> What you need to do:
In the records below, find each line containing the word "员工绩效考核表" and copy it.

(Dataset entries)
= = = = = = =
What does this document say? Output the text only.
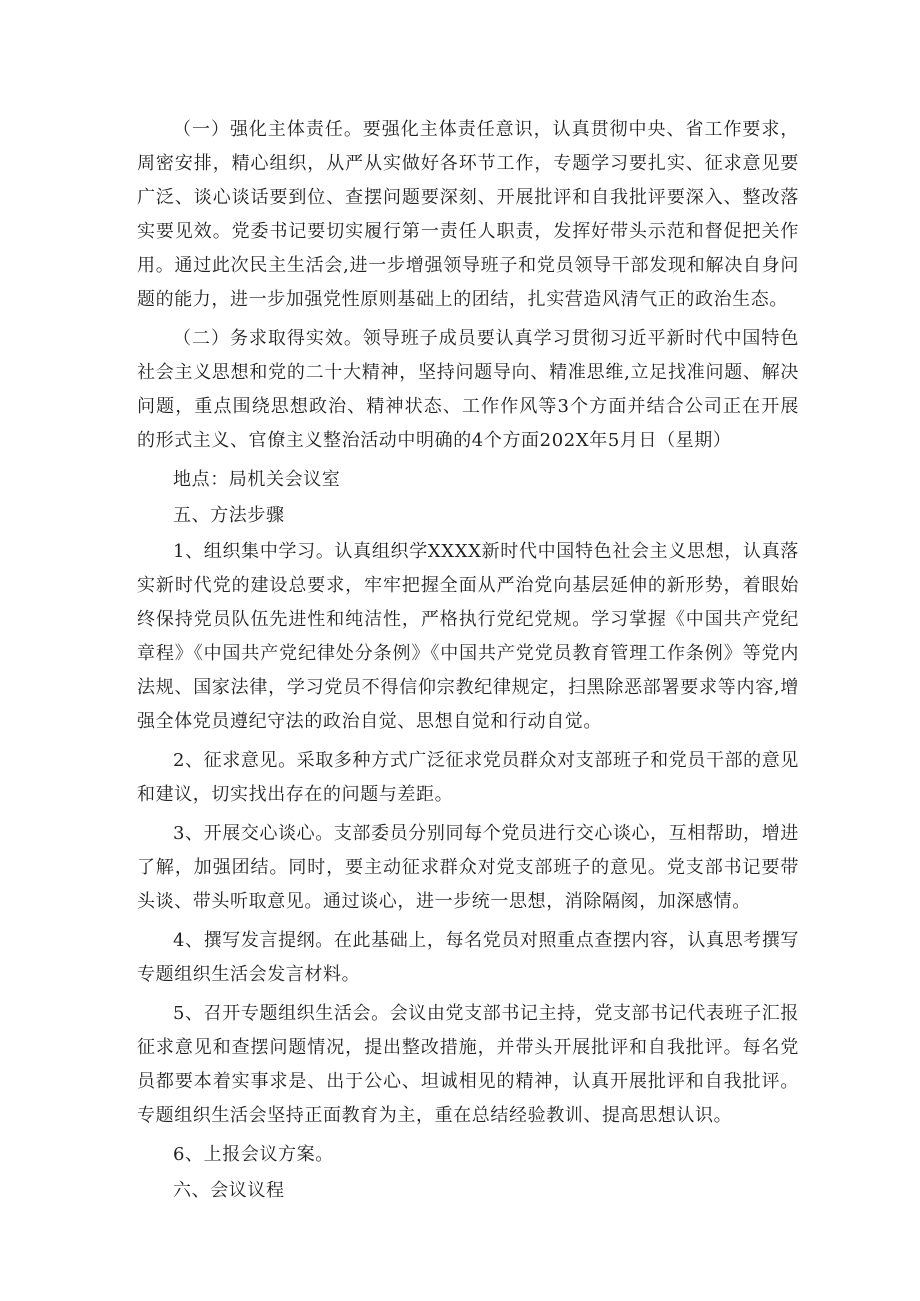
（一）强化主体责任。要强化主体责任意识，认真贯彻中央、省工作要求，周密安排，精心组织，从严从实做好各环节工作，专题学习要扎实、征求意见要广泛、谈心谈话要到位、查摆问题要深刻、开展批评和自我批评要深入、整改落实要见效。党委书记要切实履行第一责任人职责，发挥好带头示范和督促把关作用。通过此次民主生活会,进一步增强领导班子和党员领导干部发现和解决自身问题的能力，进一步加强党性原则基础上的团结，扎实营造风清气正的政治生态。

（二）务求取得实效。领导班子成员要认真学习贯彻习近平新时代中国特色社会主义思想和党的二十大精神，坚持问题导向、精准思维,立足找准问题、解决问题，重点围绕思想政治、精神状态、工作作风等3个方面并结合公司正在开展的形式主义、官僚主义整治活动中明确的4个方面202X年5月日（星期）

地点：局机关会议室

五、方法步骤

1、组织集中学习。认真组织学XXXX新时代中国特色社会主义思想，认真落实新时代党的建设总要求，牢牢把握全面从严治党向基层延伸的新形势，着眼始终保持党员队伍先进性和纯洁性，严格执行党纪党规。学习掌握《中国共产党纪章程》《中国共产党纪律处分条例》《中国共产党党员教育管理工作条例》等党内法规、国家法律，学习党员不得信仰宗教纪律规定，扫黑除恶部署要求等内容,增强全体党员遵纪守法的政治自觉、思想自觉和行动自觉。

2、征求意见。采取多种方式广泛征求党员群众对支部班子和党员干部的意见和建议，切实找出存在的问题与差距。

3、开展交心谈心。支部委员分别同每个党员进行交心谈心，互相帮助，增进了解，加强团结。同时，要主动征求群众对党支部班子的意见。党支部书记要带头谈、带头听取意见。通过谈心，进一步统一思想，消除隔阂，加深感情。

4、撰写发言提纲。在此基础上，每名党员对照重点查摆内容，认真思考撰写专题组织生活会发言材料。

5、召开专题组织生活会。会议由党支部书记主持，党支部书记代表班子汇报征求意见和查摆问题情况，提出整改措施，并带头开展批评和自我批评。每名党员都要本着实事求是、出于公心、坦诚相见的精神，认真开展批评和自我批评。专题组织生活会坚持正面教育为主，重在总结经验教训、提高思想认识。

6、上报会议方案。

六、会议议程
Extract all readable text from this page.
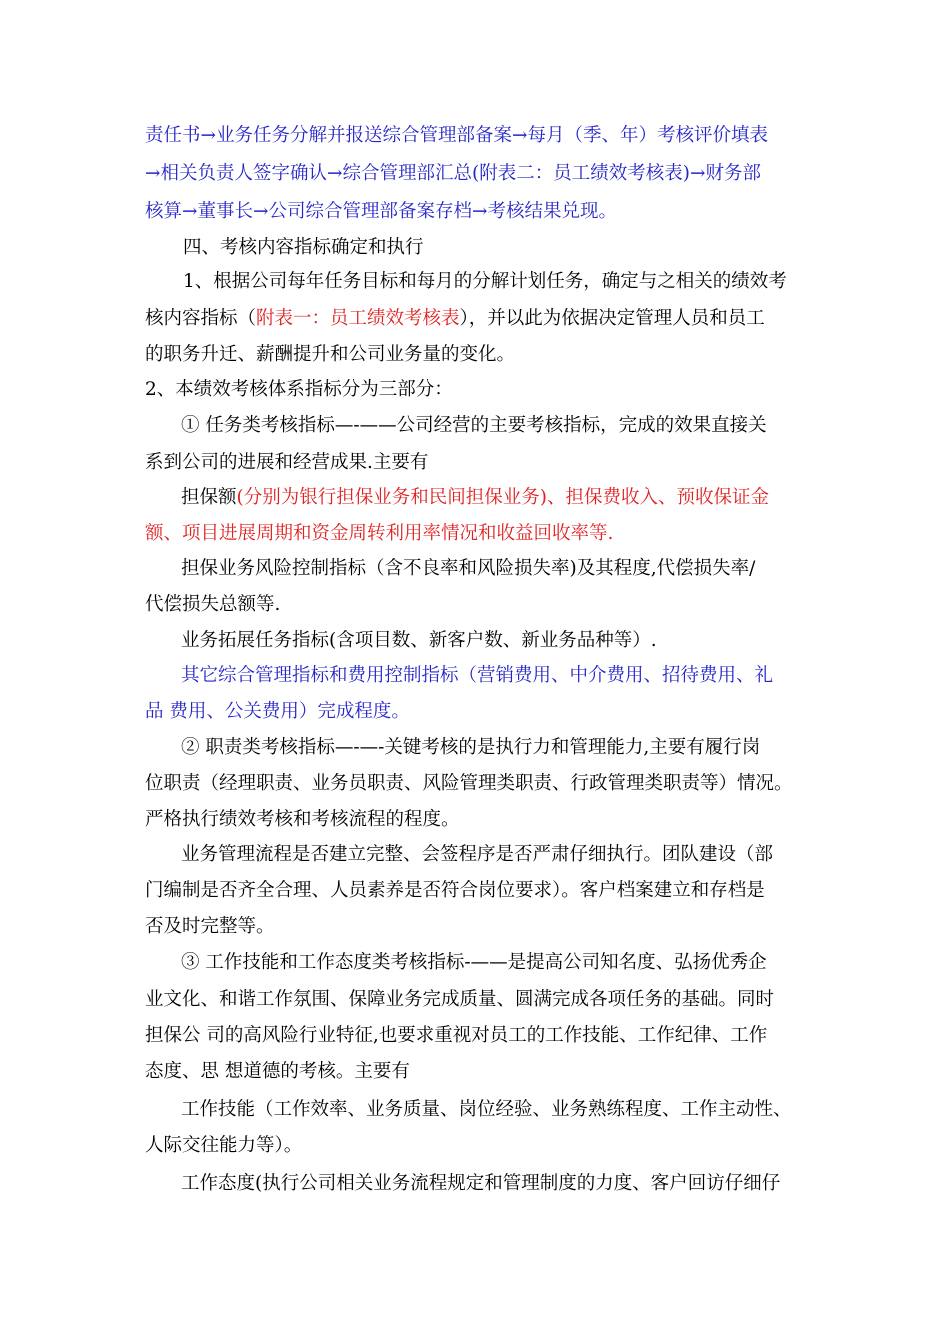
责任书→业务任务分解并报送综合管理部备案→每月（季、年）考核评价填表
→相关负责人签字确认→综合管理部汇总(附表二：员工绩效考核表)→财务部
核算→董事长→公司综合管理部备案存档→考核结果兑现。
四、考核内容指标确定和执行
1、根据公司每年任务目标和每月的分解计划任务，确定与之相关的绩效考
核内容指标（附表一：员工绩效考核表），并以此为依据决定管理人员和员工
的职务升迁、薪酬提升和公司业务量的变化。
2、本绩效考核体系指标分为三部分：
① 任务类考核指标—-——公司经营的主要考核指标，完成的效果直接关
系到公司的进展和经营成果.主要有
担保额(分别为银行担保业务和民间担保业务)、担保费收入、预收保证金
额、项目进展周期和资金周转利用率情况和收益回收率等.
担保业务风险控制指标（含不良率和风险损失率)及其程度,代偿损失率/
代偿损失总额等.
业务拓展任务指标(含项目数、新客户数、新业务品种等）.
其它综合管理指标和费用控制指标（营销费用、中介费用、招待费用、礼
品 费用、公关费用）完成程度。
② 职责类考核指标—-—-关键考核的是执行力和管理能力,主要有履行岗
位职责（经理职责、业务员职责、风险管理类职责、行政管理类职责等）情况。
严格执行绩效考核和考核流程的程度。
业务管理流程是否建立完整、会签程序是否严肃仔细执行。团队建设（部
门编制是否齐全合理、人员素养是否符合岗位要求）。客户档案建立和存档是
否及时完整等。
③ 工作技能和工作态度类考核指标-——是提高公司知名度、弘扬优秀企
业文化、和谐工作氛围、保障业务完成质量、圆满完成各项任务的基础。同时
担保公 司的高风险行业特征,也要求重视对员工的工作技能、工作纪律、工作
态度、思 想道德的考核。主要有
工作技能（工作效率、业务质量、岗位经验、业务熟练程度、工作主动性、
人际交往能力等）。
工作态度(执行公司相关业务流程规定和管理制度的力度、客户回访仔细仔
= = = = = = =
> Expected answer:
→相关负责人签字确认→综合管理部汇总(附表二：员工绩效考核表)→财务部
核内容指标（附表一：员工绩效考核表），并以此为依据决定管理人员和员工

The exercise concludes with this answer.